EXTRACTED MATERIAL:

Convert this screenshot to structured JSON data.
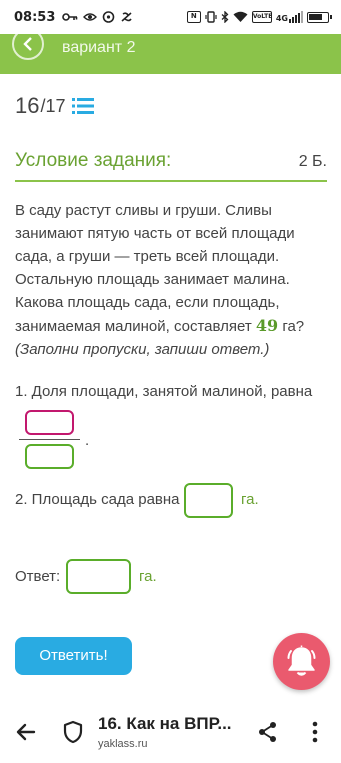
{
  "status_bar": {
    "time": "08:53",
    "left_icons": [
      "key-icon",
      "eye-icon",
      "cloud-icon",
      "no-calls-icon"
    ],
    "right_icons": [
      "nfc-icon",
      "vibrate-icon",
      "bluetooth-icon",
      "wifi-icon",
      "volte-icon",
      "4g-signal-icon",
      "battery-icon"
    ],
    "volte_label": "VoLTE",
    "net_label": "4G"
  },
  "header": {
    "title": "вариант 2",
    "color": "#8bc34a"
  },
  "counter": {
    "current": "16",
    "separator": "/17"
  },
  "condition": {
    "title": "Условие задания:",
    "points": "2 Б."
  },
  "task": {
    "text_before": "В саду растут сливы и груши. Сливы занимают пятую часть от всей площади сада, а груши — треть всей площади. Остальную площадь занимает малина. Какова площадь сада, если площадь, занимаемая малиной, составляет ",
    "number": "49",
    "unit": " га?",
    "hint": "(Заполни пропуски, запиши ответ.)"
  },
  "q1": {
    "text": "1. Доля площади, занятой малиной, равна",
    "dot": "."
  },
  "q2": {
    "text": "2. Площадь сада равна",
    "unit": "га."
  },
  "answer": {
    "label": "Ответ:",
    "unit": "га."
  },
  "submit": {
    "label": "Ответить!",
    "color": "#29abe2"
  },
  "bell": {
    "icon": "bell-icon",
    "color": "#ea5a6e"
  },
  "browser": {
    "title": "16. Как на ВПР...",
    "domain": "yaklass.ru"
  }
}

--

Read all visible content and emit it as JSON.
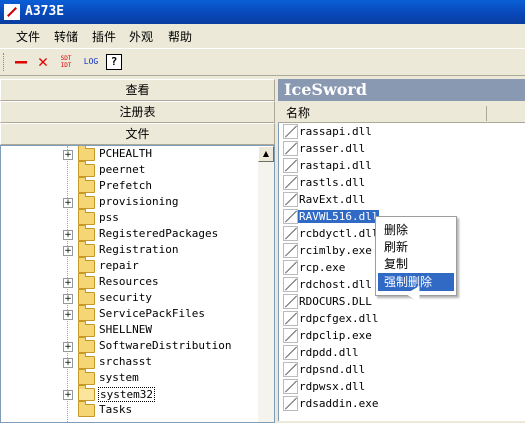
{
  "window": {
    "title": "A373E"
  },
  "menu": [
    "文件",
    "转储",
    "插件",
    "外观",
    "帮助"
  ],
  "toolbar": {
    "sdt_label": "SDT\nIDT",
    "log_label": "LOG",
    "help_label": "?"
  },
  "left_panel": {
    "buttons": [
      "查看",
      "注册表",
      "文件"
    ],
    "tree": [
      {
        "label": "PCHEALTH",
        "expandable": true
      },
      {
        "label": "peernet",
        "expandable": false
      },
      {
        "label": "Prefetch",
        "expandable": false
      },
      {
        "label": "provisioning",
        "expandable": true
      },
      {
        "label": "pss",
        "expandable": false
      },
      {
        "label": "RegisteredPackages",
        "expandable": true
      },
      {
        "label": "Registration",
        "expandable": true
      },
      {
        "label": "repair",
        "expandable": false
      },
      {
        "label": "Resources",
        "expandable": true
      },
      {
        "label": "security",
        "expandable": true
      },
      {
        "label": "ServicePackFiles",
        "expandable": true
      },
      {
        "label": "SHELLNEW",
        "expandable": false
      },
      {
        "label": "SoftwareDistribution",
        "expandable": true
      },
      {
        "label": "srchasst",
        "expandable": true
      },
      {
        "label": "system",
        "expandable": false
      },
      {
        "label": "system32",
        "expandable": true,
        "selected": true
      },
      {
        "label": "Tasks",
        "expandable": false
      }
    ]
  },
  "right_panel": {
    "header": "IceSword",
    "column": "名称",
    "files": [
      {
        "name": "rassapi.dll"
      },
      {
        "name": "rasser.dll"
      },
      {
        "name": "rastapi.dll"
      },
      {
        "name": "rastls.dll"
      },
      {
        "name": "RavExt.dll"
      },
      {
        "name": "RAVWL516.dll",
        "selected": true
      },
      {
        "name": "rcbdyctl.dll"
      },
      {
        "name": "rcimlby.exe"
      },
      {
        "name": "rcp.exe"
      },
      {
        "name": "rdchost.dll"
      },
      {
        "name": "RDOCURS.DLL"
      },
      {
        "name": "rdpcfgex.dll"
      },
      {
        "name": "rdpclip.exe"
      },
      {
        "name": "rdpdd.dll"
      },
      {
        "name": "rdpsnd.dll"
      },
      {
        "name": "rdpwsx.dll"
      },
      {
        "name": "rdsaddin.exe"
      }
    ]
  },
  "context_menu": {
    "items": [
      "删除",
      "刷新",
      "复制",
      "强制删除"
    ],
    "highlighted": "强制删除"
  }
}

WHAT IS BEING ASKED: Reply with nothing but the number of lines in the data above that contain "JSON".

COMPLETE RESPONSE: 2